:: What to produce ::
Select every line below containing the word "text".

:: Source records ::
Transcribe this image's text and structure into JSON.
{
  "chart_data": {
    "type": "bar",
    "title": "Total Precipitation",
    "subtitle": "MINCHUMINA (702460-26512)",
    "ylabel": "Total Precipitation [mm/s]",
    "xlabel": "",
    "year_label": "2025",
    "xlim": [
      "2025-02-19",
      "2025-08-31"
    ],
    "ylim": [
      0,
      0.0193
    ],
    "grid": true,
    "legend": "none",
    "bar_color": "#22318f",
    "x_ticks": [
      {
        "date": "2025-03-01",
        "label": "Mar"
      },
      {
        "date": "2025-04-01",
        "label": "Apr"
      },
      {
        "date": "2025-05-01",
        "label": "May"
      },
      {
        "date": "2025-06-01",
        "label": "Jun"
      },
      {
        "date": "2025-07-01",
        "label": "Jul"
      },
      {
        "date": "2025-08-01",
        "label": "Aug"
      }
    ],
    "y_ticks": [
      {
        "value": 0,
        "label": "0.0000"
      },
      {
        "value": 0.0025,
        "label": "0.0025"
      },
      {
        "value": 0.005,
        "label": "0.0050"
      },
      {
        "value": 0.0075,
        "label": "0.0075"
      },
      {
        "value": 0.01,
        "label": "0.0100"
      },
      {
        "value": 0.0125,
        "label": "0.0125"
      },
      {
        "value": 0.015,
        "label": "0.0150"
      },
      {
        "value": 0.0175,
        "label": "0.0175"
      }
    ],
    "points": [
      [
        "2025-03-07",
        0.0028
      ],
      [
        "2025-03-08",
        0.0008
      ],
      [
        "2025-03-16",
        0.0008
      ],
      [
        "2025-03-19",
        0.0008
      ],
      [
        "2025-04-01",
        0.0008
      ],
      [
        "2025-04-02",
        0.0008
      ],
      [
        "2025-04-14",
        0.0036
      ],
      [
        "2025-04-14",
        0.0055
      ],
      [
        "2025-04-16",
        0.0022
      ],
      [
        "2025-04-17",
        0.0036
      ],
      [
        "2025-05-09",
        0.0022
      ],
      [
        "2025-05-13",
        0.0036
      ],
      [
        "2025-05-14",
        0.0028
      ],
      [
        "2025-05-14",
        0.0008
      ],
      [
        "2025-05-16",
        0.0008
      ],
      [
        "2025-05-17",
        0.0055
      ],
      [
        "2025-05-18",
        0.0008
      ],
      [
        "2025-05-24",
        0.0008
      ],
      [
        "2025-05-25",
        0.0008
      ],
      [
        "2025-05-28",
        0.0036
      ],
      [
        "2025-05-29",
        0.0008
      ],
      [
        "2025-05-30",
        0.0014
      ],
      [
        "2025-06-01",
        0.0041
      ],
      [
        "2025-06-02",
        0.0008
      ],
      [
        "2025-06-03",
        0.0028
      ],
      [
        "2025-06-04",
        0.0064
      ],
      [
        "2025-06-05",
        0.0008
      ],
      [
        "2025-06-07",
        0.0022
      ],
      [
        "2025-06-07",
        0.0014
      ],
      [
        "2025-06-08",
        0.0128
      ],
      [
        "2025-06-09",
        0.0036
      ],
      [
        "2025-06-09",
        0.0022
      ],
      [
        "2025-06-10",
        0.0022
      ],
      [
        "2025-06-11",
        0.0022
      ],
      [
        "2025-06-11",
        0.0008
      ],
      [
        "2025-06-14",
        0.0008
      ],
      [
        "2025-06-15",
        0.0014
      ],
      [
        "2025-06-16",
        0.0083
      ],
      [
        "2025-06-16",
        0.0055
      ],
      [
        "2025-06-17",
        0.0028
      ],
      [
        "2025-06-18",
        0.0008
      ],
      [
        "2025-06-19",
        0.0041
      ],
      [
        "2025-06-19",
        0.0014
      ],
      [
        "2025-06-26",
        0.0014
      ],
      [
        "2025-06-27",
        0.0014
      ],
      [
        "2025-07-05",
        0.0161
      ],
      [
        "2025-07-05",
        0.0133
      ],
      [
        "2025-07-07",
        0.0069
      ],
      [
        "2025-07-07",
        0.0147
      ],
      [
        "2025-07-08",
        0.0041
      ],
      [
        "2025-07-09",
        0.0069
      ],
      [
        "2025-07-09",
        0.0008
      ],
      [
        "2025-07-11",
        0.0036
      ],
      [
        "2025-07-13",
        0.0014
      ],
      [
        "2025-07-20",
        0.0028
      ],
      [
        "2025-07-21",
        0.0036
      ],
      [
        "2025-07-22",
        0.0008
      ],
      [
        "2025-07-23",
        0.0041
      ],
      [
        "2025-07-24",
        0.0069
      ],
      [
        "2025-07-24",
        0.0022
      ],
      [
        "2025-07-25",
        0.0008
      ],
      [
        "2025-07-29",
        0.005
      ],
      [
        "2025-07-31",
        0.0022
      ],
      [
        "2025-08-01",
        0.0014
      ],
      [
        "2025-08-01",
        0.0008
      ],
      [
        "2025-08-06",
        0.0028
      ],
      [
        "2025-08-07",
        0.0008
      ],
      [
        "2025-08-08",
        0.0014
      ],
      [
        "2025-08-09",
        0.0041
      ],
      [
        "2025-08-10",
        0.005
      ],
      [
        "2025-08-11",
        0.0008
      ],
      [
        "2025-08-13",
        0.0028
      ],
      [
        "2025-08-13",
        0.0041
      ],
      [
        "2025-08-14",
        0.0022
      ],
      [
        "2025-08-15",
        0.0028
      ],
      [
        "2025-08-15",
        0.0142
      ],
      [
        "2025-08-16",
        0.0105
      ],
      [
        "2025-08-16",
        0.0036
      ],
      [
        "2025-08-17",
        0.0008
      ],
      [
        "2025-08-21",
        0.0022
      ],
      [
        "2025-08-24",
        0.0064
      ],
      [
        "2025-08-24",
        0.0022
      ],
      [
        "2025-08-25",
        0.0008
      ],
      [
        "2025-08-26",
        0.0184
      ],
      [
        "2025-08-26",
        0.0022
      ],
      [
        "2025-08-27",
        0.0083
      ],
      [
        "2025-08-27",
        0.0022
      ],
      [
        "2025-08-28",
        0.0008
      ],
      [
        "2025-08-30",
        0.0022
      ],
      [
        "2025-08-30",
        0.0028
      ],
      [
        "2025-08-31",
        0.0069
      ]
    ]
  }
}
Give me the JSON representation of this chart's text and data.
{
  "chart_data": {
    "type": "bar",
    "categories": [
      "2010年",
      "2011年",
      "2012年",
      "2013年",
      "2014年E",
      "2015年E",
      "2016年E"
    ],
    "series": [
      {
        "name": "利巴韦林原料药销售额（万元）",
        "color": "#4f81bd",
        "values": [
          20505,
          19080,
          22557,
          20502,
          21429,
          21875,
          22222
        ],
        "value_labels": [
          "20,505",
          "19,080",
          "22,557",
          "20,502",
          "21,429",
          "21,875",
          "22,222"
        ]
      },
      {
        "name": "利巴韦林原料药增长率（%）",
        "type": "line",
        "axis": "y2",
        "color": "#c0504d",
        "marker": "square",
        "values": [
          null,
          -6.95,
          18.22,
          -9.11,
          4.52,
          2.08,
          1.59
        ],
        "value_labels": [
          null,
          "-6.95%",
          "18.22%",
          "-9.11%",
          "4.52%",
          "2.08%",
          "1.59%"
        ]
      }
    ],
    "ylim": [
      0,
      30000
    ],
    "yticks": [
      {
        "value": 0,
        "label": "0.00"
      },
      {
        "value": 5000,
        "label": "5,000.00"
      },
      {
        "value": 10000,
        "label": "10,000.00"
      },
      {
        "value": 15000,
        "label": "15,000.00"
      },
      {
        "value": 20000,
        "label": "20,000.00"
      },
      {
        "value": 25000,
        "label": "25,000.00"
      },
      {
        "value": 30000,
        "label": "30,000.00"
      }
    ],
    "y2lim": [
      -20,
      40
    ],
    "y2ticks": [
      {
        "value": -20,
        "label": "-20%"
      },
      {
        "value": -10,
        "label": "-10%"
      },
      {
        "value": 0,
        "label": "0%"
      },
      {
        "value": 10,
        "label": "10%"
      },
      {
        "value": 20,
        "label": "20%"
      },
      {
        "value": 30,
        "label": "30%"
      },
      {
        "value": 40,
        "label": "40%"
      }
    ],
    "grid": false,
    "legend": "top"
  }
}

:: Response for this exercise ::
Transcribe this image's text and structure into JSON.
Give me the JSON representation of this chart's text and data.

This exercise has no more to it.